_OBJECTIVE_
Each line of the material must be repeated precisely, with the pictures left out.

++++

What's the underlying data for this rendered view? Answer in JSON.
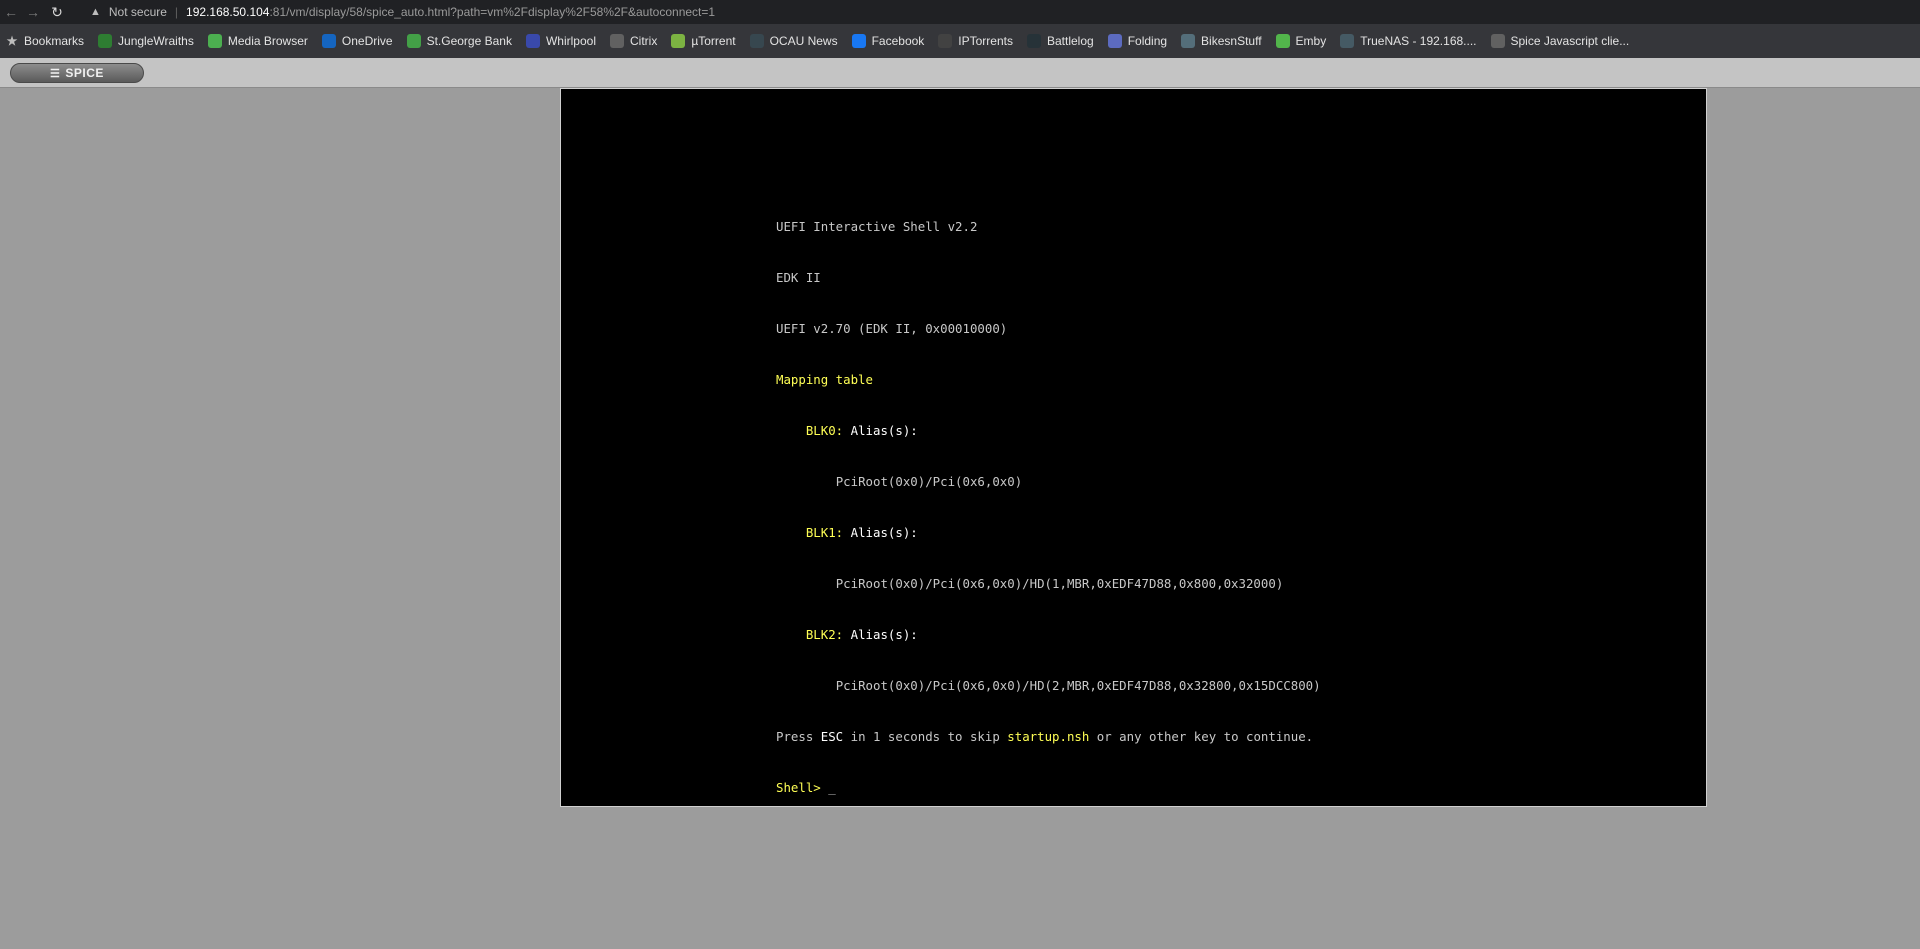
{
  "browser": {
    "not_secure": "Not secure",
    "url_host": "192.168.50.104",
    "url_rest": ":81/vm/display/58/spice_auto.html?path=vm%2Fdisplay%2F58%2F&autoconnect=1"
  },
  "bookmarks": [
    {
      "label": "Bookmarks",
      "icon": "star-icon",
      "color": ""
    },
    {
      "label": "JungleWraiths",
      "icon": "jungle-icon",
      "color": "#2e7d32"
    },
    {
      "label": "Media Browser",
      "icon": "media-icon",
      "color": "#4caf50"
    },
    {
      "label": "OneDrive",
      "icon": "cloud-icon",
      "color": "#1565c0"
    },
    {
      "label": "St.George Bank",
      "icon": "bank-icon",
      "color": "#43a047"
    },
    {
      "label": "Whirlpool",
      "icon": "whirlpool-icon",
      "color": "#3949ab"
    },
    {
      "label": "Citrix",
      "icon": "citrix-icon",
      "color": "#616161"
    },
    {
      "label": "µTorrent",
      "icon": "torrent-icon",
      "color": "#7cb342"
    },
    {
      "label": "OCAU News",
      "icon": "ocau-icon",
      "color": "#37474f"
    },
    {
      "label": "Facebook",
      "icon": "facebook-icon",
      "color": "#1877f2"
    },
    {
      "label": "IPTorrents",
      "icon": "ipt-icon",
      "color": "#424242"
    },
    {
      "label": "Battlelog",
      "icon": "battlelog-icon",
      "color": "#263238"
    },
    {
      "label": "Folding",
      "icon": "folding-icon",
      "color": "#5c6bc0"
    },
    {
      "label": "BikesnStuff",
      "icon": "bikes-icon",
      "color": "#546e7a"
    },
    {
      "label": "Emby",
      "icon": "emby-icon",
      "color": "#52b54b"
    },
    {
      "label": "TrueNAS - 192.168....",
      "icon": "truenas-icon",
      "color": "#455a64"
    },
    {
      "label": "Spice Javascript clie...",
      "icon": "globe-icon",
      "color": "#616161"
    }
  ],
  "spice": {
    "button_label": "SPICE",
    "menu_glyph": "☰"
  },
  "console": {
    "l1": "UEFI Interactive Shell v2.2",
    "l2": "EDK II",
    "l3": "UEFI v2.70 (EDK II, 0x00010000)",
    "l4": "Mapping table",
    "blk0_name": "BLK0:",
    "blk0_alias": " Alias(s):",
    "blk0_path": "PciRoot(0x0)/Pci(0x6,0x0)",
    "blk1_name": "BLK1:",
    "blk1_alias": " Alias(s):",
    "blk1_path": "PciRoot(0x0)/Pci(0x6,0x0)/HD(1,MBR,0xEDF47D88,0x800,0x32000)",
    "blk2_name": "BLK2:",
    "blk2_alias": " Alias(s):",
    "blk2_path": "PciRoot(0x0)/Pci(0x6,0x0)/HD(2,MBR,0xEDF47D88,0x32800,0x15DCC800)",
    "press_a": "Press ",
    "press_esc": "ESC",
    "press_b": " in 1 seconds to skip ",
    "press_file": "startup.nsh",
    "press_c": " or any other key to continue.",
    "prompt": "Shell>",
    "cursor": "_"
  }
}
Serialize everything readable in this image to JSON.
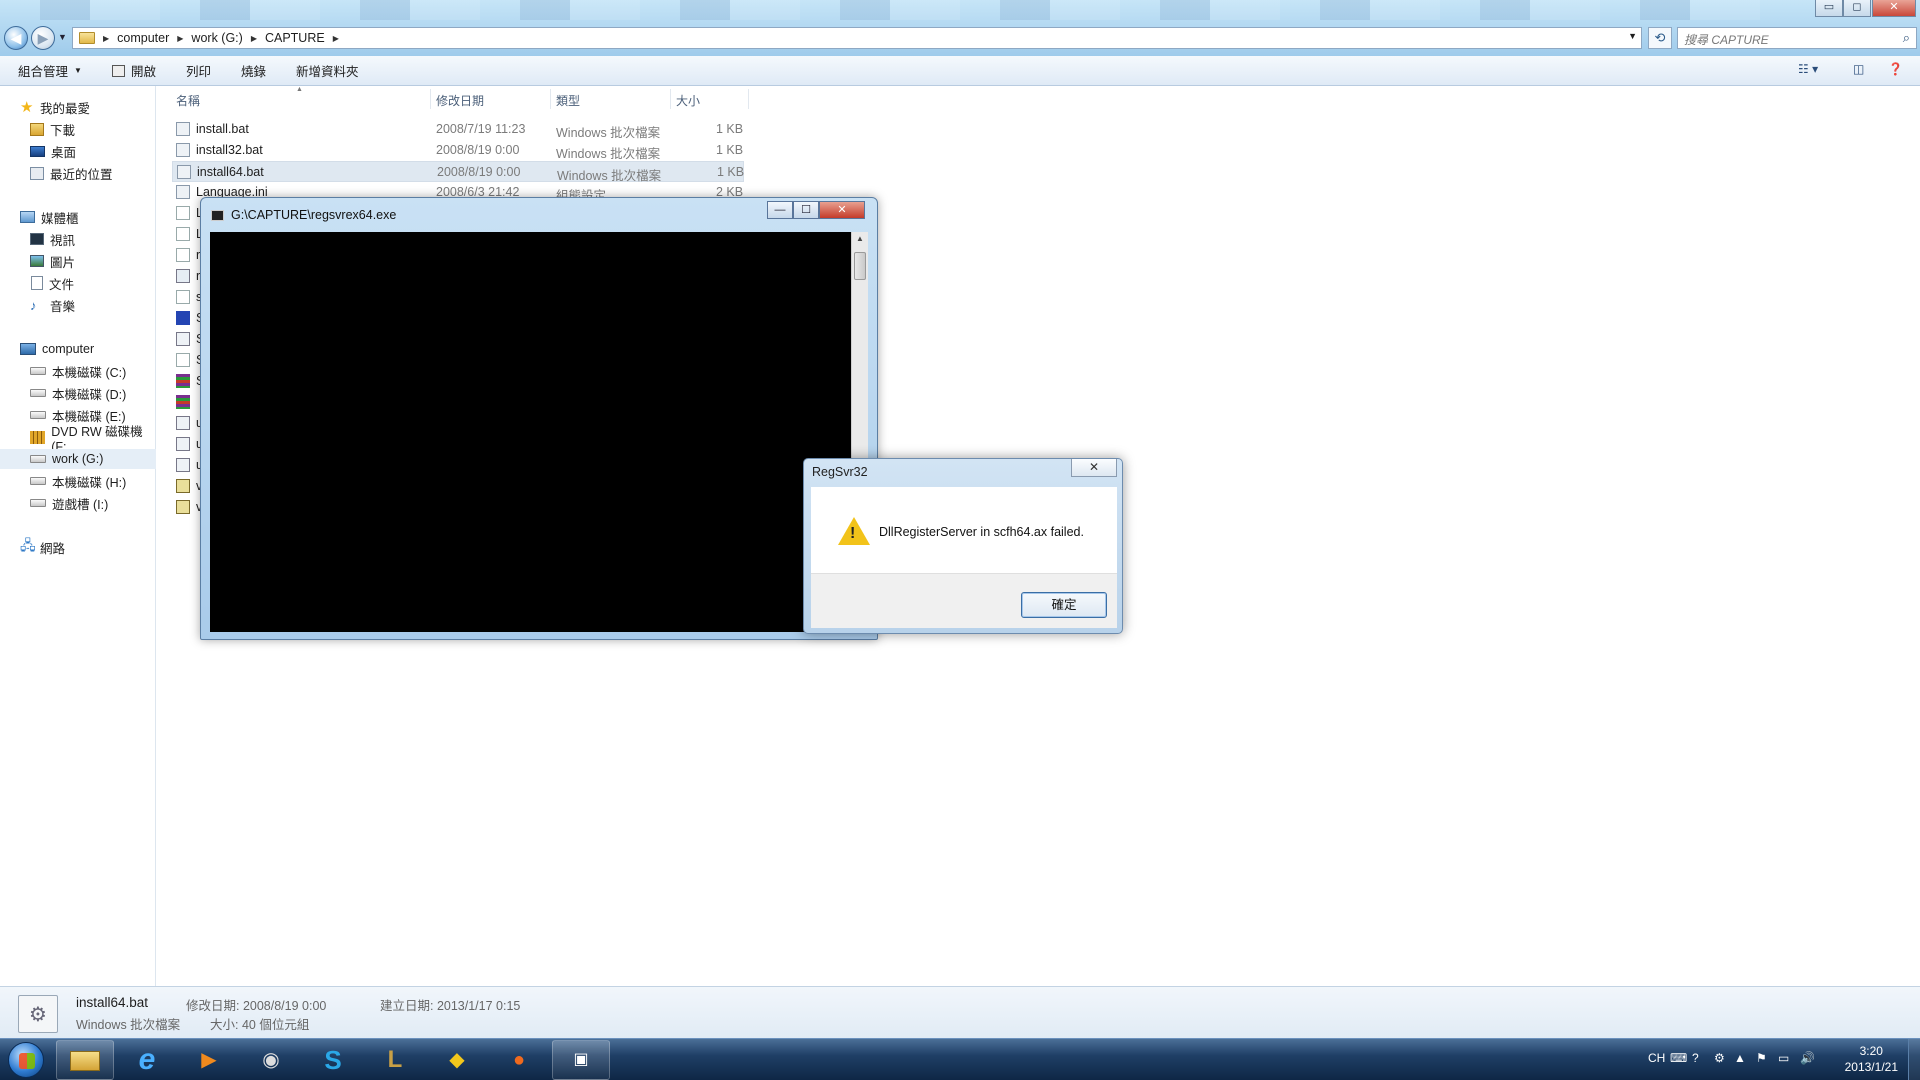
{
  "explorer": {
    "window_controls": {
      "minimize": "▭",
      "maximize": "◻",
      "close": "✕"
    },
    "breadcrumb": [
      "computer",
      "work (G:)",
      "CAPTURE"
    ],
    "search_placeholder": "搜尋 CAPTURE",
    "toolbar": {
      "organize": "組合管理",
      "open": "開啟",
      "print": "列印",
      "burn": "燒錄",
      "new_folder": "新增資料夾"
    },
    "nav": {
      "favorites": "我的最愛",
      "downloads": "下載",
      "desktop": "桌面",
      "recent": "最近的位置",
      "libraries": "媒體櫃",
      "videos": "視訊",
      "pictures": "圖片",
      "documents": "文件",
      "music": "音樂",
      "computer": "computer",
      "drive_c": "本機磁碟 (C:)",
      "drive_d": "本機磁碟 (D:)",
      "drive_e": "本機磁碟 (E:)",
      "drive_f": "DVD RW 磁碟機 (F:",
      "drive_g": "work (G:)",
      "drive_h": "本機磁碟 (H:)",
      "drive_i": "遊戲槽 (I:)",
      "network": "網路"
    },
    "columns": {
      "name": "名稱",
      "modified": "修改日期",
      "type": "類型",
      "size": "大小"
    },
    "files": [
      {
        "name": "install.bat",
        "modified": "2008/7/19 11:23",
        "type": "Windows 批次檔案",
        "size": "1 KB"
      },
      {
        "name": "install32.bat",
        "modified": "2008/8/19 0:00",
        "type": "Windows 批次檔案",
        "size": "1 KB"
      },
      {
        "name": "install64.bat",
        "modified": "2008/8/19 0:00",
        "type": "Windows 批次檔案",
        "size": "1 KB"
      },
      {
        "name": "Language.ini",
        "modified": "2008/6/3 21:42",
        "type": "組態設定",
        "size": "2 KB"
      }
    ],
    "partial_rows": [
      "L",
      "L",
      "r",
      "r",
      "s",
      "S",
      "S",
      "S",
      "S",
      "u",
      "u",
      "u",
      "v",
      "v"
    ],
    "details": {
      "name": "install64.bat",
      "type": "Windows 批次檔案",
      "modified": "修改日期: 2008/8/19 0:00",
      "created": "建立日期: 2013/1/17 0:15",
      "size": "大小: 40 個位元組"
    }
  },
  "console": {
    "title": "G:\\CAPTURE\\regsvrex64.exe",
    "controls": {
      "minimize": "—",
      "maximize": "☐",
      "close": "✕"
    }
  },
  "dialog": {
    "title": "RegSvr32",
    "close": "✕",
    "message": "DllRegisterServer in scfh64.ax failed.",
    "ok": "確定"
  },
  "taskbar": {
    "ie_glyph": "e",
    "skype_glyph": "S",
    "lol_glyph": "L",
    "lang": "CH",
    "time": "3:20",
    "date": "2013/1/21"
  }
}
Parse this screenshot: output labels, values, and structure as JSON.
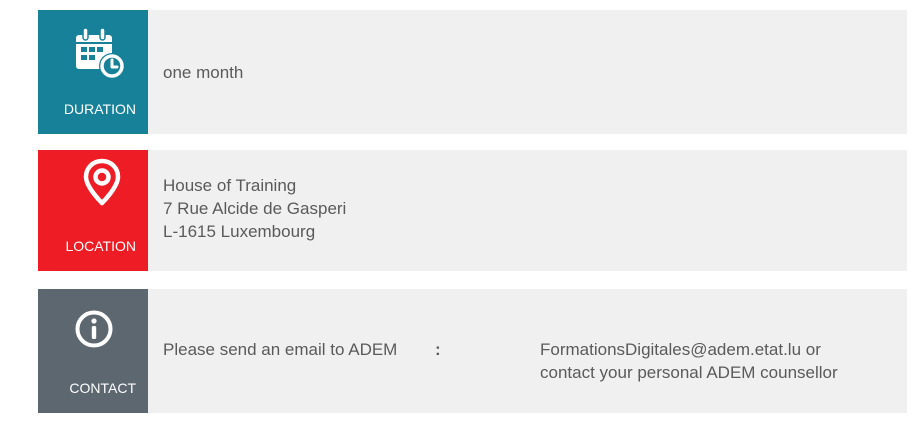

++++

_RESULT OF THE EXERCISE_
What's the underlying data for this rendered view? Answer in JSON.
{
  "browser": {
    "not_secure": "Not secure",
    "url_host": "192.168.50.104",
    "url_rest": ":81/vm/display/58/spice_auto.html?path=vm%2Fdisplay%2F58%2F&autoconnect=1"
  },
  "bookmarks": [
    {
      "label": "Bookmarks",
      "icon": "star-icon",
      "color": ""
    },
    {
      "label": "JungleWraiths",
      "icon": "jungle-icon",
      "color": "#2e7d32"
    },
    {
      "label": "Media Browser",
      "icon": "media-icon",
      "color": "#4caf50"
    },
    {
      "label": "OneDrive",
      "icon": "cloud-icon",
      "color": "#1565c0"
    },
    {
      "label": "St.George Bank",
      "icon": "bank-icon",
      "color": "#43a047"
    },
    {
      "label": "Whirlpool",
      "icon": "whirlpool-icon",
      "color": "#3949ab"
    },
    {
      "label": "Citrix",
      "icon": "citrix-icon",
      "color": "#616161"
    },
    {
      "label": "µTorrent",
      "icon": "torrent-icon",
      "color": "#7cb342"
    },
    {
      "label": "OCAU News",
      "icon": "ocau-icon",
      "color": "#37474f"
    },
    {
      "label": "Facebook",
      "icon": "facebook-icon",
      "color": "#1877f2"
    },
    {
      "label": "IPTorrents",
      "icon": "ipt-icon",
      "color": "#424242"
    },
    {
      "label": "Battlelog",
      "icon": "battlelog-icon",
      "color": "#263238"
    },
    {
      "label": "Folding",
      "icon": "folding-icon",
      "color": "#5c6bc0"
    },
    {
      "label": "BikesnStuff",
      "icon": "bikes-icon",
      "color": "#546e7a"
    },
    {
      "label": "Emby",
      "icon": "emby-icon",
      "color": "#52b54b"
    },
    {
      "label": "TrueNAS - 192.168....",
      "icon": "truenas-icon",
      "color": "#455a64"
    },
    {
      "label": "Spice Javascript clie...",
      "icon": "globe-icon",
      "color": "#616161"
    }
  ],
  "spice": {
    "button_label": "SPICE",
    "menu_glyph": "☰"
  },
  "console": {
    "l1": "UEFI Interactive Shell v2.2",
    "l2": "EDK II",
    "l3": "UEFI v2.70 (EDK II, 0x00010000)",
    "l4": "Mapping table",
    "blk0_name": "BLK0:",
    "blk0_alias": " Alias(s):",
    "blk0_path": "PciRoot(0x0)/Pci(0x6,0x0)",
    "blk1_name": "BLK1:",
    "blk1_alias": " Alias(s):",
    "blk1_path": "PciRoot(0x0)/Pci(0x6,0x0)/HD(1,MBR,0xEDF47D88,0x800,0x32000)",
    "blk2_name": "BLK2:",
    "blk2_alias": " Alias(s):",
    "blk2_path": "PciRoot(0x0)/Pci(0x6,0x0)/HD(2,MBR,0xEDF47D88,0x32800,0x15DCC800)",
    "press_a": "Press ",
    "press_esc": "ESC",
    "press_b": " in 1 seconds to skip ",
    "press_file": "startup.nsh",
    "press_c": " or any other key to continue.",
    "prompt": "Shell>",
    "cursor": "_"
  }
}
Serialize everything readable in this image to JSON.
{
  "explorer": {
    "window_controls": {
      "minimize": "▭",
      "maximize": "◻",
      "close": "✕"
    },
    "breadcrumb": [
      "computer",
      "work (G:)",
      "CAPTURE"
    ],
    "search_placeholder": "搜尋 CAPTURE",
    "toolbar": {
      "organize": "組合管理",
      "open": "開啟",
      "print": "列印",
      "burn": "燒錄",
      "new_folder": "新增資料夾"
    },
    "nav": {
      "favorites": "我的最愛",
      "downloads": "下載",
      "desktop": "桌面",
      "recent": "最近的位置",
      "libraries": "媒體櫃",
      "videos": "視訊",
      "pictures": "圖片",
      "documents": "文件",
      "music": "音樂",
      "computer": "computer",
      "drive_c": "本機磁碟 (C:)",
      "drive_d": "本機磁碟 (D:)",
      "drive_e": "本機磁碟 (E:)",
      "drive_f": "DVD RW 磁碟機 (F:",
      "drive_g": "work (G:)",
      "drive_h": "本機磁碟 (H:)",
      "drive_i": "遊戲槽 (I:)",
      "network": "網路"
    },
    "columns": {
      "name": "名稱",
      "modified": "修改日期",
      "type": "類型",
      "size": "大小"
    },
    "files": [
      {
        "name": "install.bat",
        "modified": "2008/7/19 11:23",
        "type": "Windows 批次檔案",
        "size": "1 KB"
      },
      {
        "name": "install32.bat",
        "modified": "2008/8/19 0:00",
        "type": "Windows 批次檔案",
        "size": "1 KB"
      },
      {
        "name": "install64.bat",
        "modified": "2008/8/19 0:00",
        "type": "Windows 批次檔案",
        "size": "1 KB"
      },
      {
        "name": "Language.ini",
        "modified": "2008/6/3 21:42",
        "type": "組態設定",
        "size": "2 KB"
      }
    ],
    "partial_rows": [
      "L",
      "L",
      "r",
      "r",
      "s",
      "S",
      "S",
      "S",
      "S",
      "u",
      "u",
      "u",
      "v",
      "v"
    ],
    "details": {
      "name": "install64.bat",
      "type": "Windows 批次檔案",
      "modified": "修改日期: 2008/8/19 0:00",
      "created": "建立日期: 2013/1/17 0:15",
      "size": "大小: 40 個位元組"
    }
  },
  "console": {
    "title": "G:\\CAPTURE\\regsvrex64.exe",
    "controls": {
      "minimize": "—",
      "maximize": "☐",
      "close": "✕"
    }
  },
  "dialog": {
    "title": "RegSvr32",
    "close": "✕",
    "message": "DllRegisterServer in scfh64.ax failed.",
    "ok": "確定"
  },
  "taskbar": {
    "ie_glyph": "e",
    "skype_glyph": "S",
    "lol_glyph": "L",
    "lang": "CH",
    "time": "3:20",
    "date": "2013/1/21"
  }
}
Parse this screenshot: output labels, values, and structure as JSON.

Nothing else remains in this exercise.